To do:
Write out all of the entries that follow, word for word, but skip the pictures.

╭─ Extracted information

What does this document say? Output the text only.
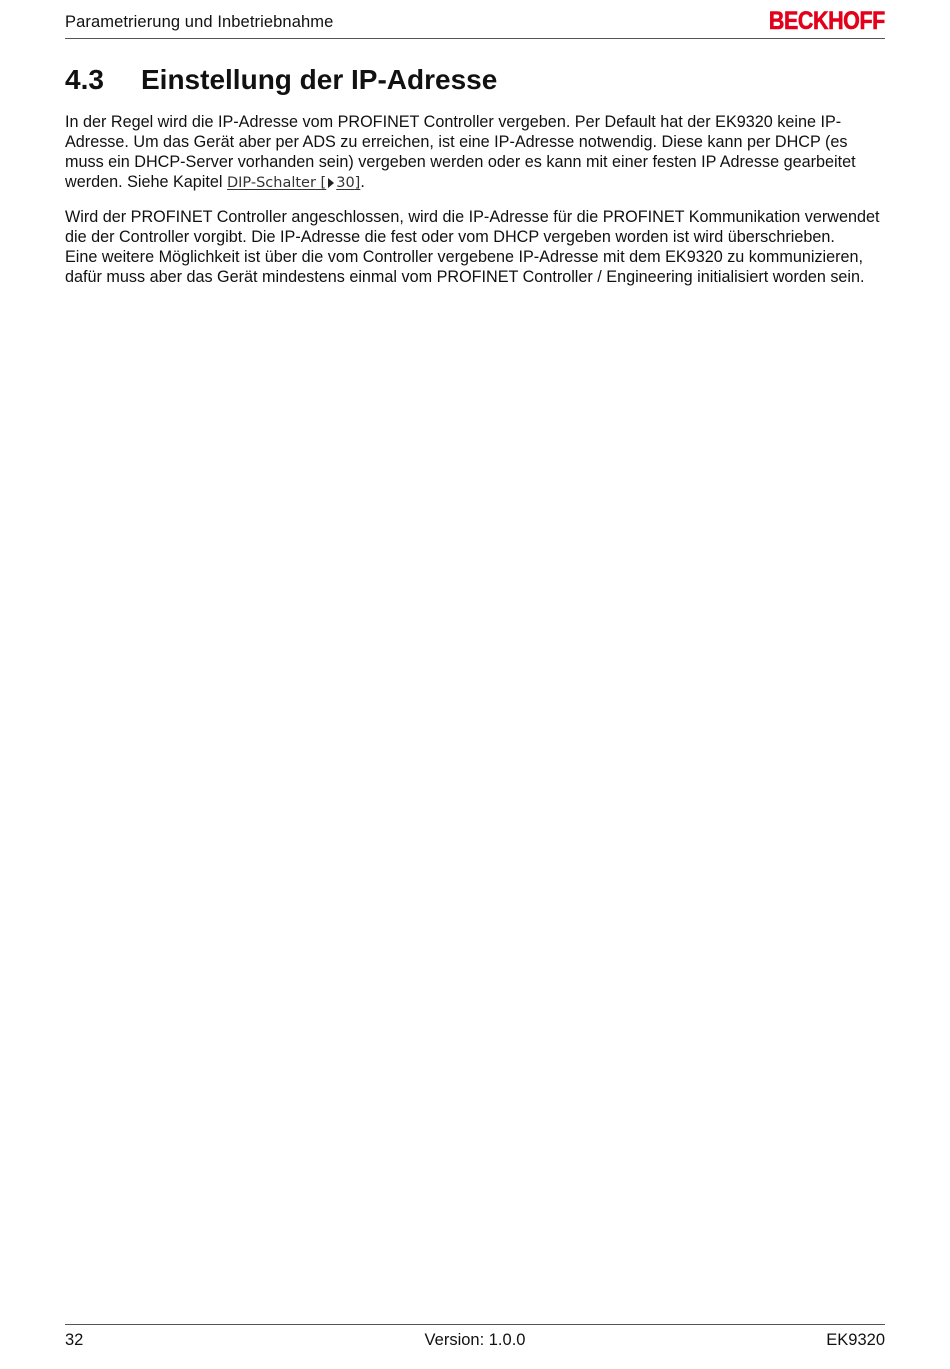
Parametrierung und Inbetriebnahme	BECKHOFF
4.3	Einstellung der IP-Adresse

In der Regel wird die IP-Adresse vom PROFINET Controller vergeben. Per Default hat der EK9320 keine IP-Adresse. Um das Gerät aber per ADS zu erreichen, ist eine IP-Adresse notwendig. Diese kann per DHCP (es muss ein DHCP-Server vorhanden sein) vergeben werden oder es kann mit einer festen IP Adresse gearbeitet werden. Siehe Kapitel DIP-Schalter [ 30].

Wird der PROFINET Controller angeschlossen, wird die IP-Adresse für die PROFINET Kommunikation verwendet die der Controller vorgibt. Die IP-Adresse die fest oder vom DHCP vergeben worden ist wird überschrieben.

Eine weitere Möglichkeit ist über die vom Controller vergebene IP-Adresse mit dem EK9320 zu kommunizieren, dafür muss aber das Gerät mindestens einmal vom PROFINET Controller / Engineering initialisiert worden sein.

32	Version: 1.0.0	EK9320
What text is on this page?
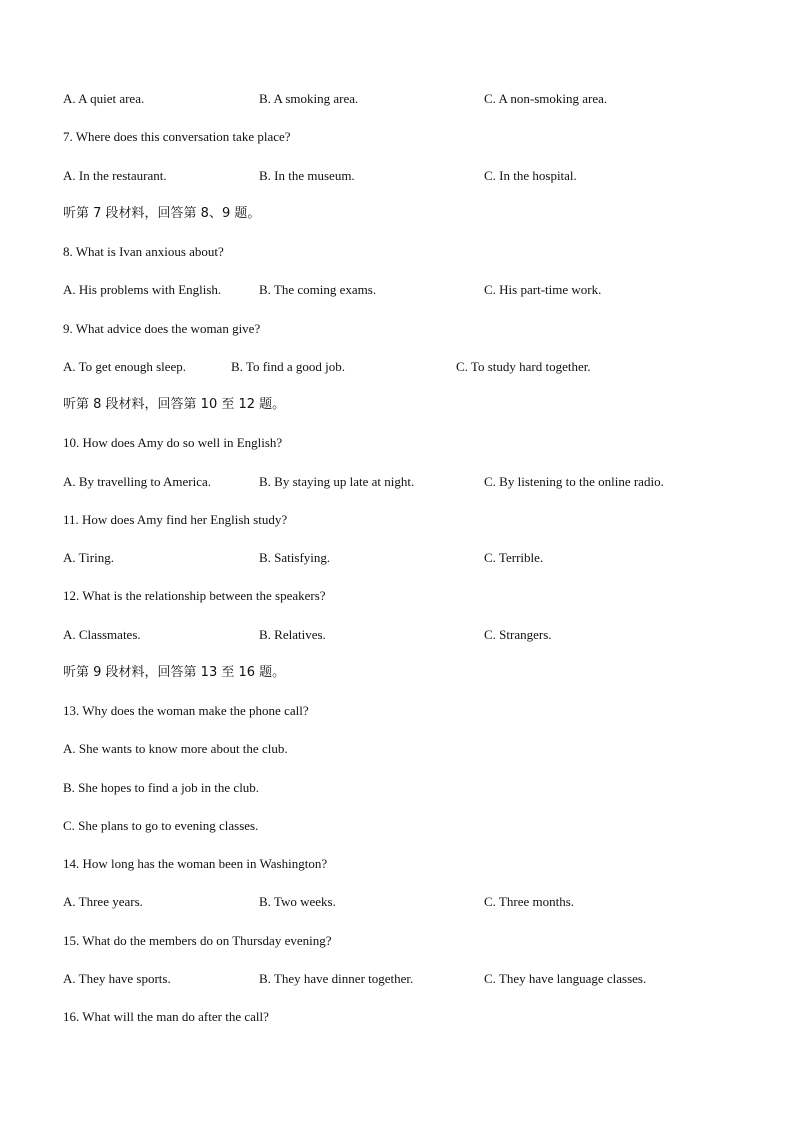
A. A quiet area.	B. A smoking area.	C. A non-smoking area.
7. Where does this conversation take place?
A. In the restaurant.	B. In the museum.	C. In the hospital.
听第 7 段材料，回答第 8、9 题。
8. What is Ivan anxious about?
A. His problems with English.	B. The coming exams.	C. His part-time work.
9. What advice does the woman give?
A. To get enough sleep.	B. To find a good job.	C. To study hard together.
听第 8 段材料，回答第 10 至 12 题。
10. How does Amy do so well in English?
A. By travelling to America.	B. By staying up late at night.	C. By listening to the online radio.
11. How does Amy find her English study?
A. Tiring.	B. Satisfying.	C. Terrible.
12. What is the relationship between the speakers?
A. Classmates.	B. Relatives.	C. Strangers.
听第 9 段材料，回答第 13 至 16 题。
13. Why does the woman make the phone call?
A. She wants to know more about the club.
B. She hopes to find a job in the club.
C. She plans to go to evening classes.
14. How long has the woman been in Washington?
A. Three years.	B. Two weeks.	C. Three months.
15. What do the members do on Thursday evening?
A. They have sports.	B. They have dinner together.	C. They have language classes.
16. What will the man do after the call?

╰─

Result below:
What does this document say? Output the text only.
Parametrierung und Inbetriebnahme	BECKHOFF
4.3	Einstellung der IP-Adresse

In der Regel wird die IP-Adresse vom PROFINET Controller vergeben. Per Default hat der EK9320 keine IP-Adresse. Um das Gerät aber per ADS zu erreichen, ist eine IP-Adresse notwendig. Diese kann per DHCP (es muss ein DHCP-Server vorhanden sein) vergeben werden oder es kann mit einer festen IP Adresse gearbeitet werden. Siehe Kapitel DIP-Schalter [ 30].

Wird der PROFINET Controller angeschlossen, wird die IP-Adresse für die PROFINET Kommunikation verwendet die der Controller vorgibt. Die IP-Adresse die fest oder vom DHCP vergeben worden ist wird überschrieben.

Eine weitere Möglichkeit ist über die vom Controller vergebene IP-Adresse mit dem EK9320 zu kommunizieren, dafür muss aber das Gerät mindestens einmal vom PROFINET Controller / Engineering initialisiert worden sein.

32	Version: 1.0.0	EK9320
What text is on this page?
A. A quiet area.	B. A smoking area.	C. A non-smoking area.
7. Where does this conversation take place?
A. In the restaurant.	B. In the museum.	C. In the hospital.
听第 7 段材料，回答第 8、9 题。
8. What is Ivan anxious about?
A. His problems with English.	B. The coming exams.	C. His part-time work.
9. What advice does the woman give?
A. To get enough sleep.	B. To find a good job.	C. To study hard together.
听第 8 段材料，回答第 10 至 12 题。
10. How does Amy do so well in English?
A. By travelling to America.	B. By staying up late at night.	C. By listening to the online radio.
11. How does Amy find her English study?
A. Tiring.	B. Satisfying.	C. Terrible.
12. What is the relationship between the speakers?
A. Classmates.	B. Relatives.	C. Strangers.
听第 9 段材料，回答第 13 至 16 题。
13. Why does the woman make the phone call?
A. She wants to know more about the club.
B. She hopes to find a job in the club.
C. She plans to go to evening classes.
14. How long has the woman been in Washington?
A. Three years.	B. Two weeks.	C. Three months.
15. What do the members do on Thursday evening?
A. They have sports.	B. They have dinner together.	C. They have language classes.
16. What will the man do after the call?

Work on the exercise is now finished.